> **Task instructions**
Give the listing again in full, exactly as written.

+-------+

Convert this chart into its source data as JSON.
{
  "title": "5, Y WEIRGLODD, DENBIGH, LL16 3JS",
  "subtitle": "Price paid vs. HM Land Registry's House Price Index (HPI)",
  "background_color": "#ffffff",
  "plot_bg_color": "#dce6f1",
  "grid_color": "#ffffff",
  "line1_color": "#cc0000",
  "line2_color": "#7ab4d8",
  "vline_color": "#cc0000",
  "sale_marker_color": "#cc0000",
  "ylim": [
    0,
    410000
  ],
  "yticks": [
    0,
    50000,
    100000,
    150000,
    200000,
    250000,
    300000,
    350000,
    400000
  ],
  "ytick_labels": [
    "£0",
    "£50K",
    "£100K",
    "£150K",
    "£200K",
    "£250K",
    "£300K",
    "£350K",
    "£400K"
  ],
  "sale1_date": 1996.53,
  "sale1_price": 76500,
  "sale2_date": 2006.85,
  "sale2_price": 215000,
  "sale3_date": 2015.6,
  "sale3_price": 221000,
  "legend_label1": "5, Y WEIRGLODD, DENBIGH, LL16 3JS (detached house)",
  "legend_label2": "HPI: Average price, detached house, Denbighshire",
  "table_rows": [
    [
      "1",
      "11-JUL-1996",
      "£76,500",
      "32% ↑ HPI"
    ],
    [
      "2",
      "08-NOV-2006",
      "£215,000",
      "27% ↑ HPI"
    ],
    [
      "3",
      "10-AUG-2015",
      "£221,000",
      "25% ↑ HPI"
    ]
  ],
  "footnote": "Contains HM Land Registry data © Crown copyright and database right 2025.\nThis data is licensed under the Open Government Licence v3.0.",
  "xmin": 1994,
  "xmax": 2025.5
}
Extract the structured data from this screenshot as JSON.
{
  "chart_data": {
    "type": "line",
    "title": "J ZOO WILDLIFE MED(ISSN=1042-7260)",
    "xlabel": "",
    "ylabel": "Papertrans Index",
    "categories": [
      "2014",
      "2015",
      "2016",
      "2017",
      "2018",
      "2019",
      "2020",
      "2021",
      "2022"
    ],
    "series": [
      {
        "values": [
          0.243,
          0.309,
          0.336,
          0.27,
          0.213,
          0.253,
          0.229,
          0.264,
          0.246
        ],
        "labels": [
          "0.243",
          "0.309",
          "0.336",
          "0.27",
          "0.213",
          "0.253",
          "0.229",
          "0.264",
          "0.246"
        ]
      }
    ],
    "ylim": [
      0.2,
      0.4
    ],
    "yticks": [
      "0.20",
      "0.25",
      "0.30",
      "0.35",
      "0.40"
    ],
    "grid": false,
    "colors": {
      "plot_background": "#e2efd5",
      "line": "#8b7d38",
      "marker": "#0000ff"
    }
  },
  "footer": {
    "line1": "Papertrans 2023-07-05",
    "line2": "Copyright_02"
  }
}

+-------+

> **Solution for this problem**
Convert this chart into its source data as JSON.
{
  "title": "5, Y WEIRGLODD, DENBIGH, LL16 3JS",
  "subtitle": "Price paid vs. HM Land Registry's House Price Index (HPI)",
  "background_color": "#ffffff",
  "plot_bg_color": "#dce6f1",
  "grid_color": "#ffffff",
  "line1_color": "#cc0000",
  "line2_color": "#7ab4d8",
  "vline_color": "#cc0000",
  "sale_marker_color": "#cc0000",
  "ylim": [
    0,
    410000
  ],
  "yticks": [
    0,
    50000,
    100000,
    150000,
    200000,
    250000,
    300000,
    350000,
    400000
  ],
  "ytick_labels": [
    "£0",
    "£50K",
    "£100K",
    "£150K",
    "£200K",
    "£250K",
    "£300K",
    "£350K",
    "£400K"
  ],
  "sale1_date": 1996.53,
  "sale1_price": 76500,
  "sale2_date": 2006.85,
  "sale2_price": 215000,
  "sale3_date": 2015.6,
  "sale3_price": 221000,
  "legend_label1": "5, Y WEIRGLODD, DENBIGH, LL16 3JS (detached house)",
  "legend_label2": "HPI: Average price, detached house, Denbighshire",
  "table_rows": [
    [
      "1",
      "11-JUL-1996",
      "£76,500",
      "32% ↑ HPI"
    ],
    [
      "2",
      "08-NOV-2006",
      "£215,000",
      "27% ↑ HPI"
    ],
    [
      "3",
      "10-AUG-2015",
      "£221,000",
      "25% ↑ HPI"
    ]
  ],
  "footnote": "Contains HM Land Registry data © Crown copyright and database right 2025.\nThis data is licensed under the Open Government Licence v3.0.",
  "xmin": 1994,
  "xmax": 2025.5
}
Extract the structured data from this screenshot as JSON.
{
  "chart_data": {
    "type": "line",
    "title": "J ZOO WILDLIFE MED(ISSN=1042-7260)",
    "xlabel": "",
    "ylabel": "Papertrans Index",
    "categories": [
      "2014",
      "2015",
      "2016",
      "2017",
      "2018",
      "2019",
      "2020",
      "2021",
      "2022"
    ],
    "series": [
      {
        "values": [
          0.243,
          0.309,
          0.336,
          0.27,
          0.213,
          0.253,
          0.229,
          0.264,
          0.246
        ],
        "labels": [
          "0.243",
          "0.309",
          "0.336",
          "0.27",
          "0.213",
          "0.253",
          "0.229",
          "0.264",
          "0.246"
        ]
      }
    ],
    "ylim": [
      0.2,
      0.4
    ],
    "yticks": [
      "0.20",
      "0.25",
      "0.30",
      "0.35",
      "0.40"
    ],
    "grid": false,
    "colors": {
      "plot_background": "#e2efd5",
      "line": "#8b7d38",
      "marker": "#0000ff"
    }
  },
  "footer": {
    "line1": "Papertrans 2023-07-05",
    "line2": "Copyright_02"
  }
}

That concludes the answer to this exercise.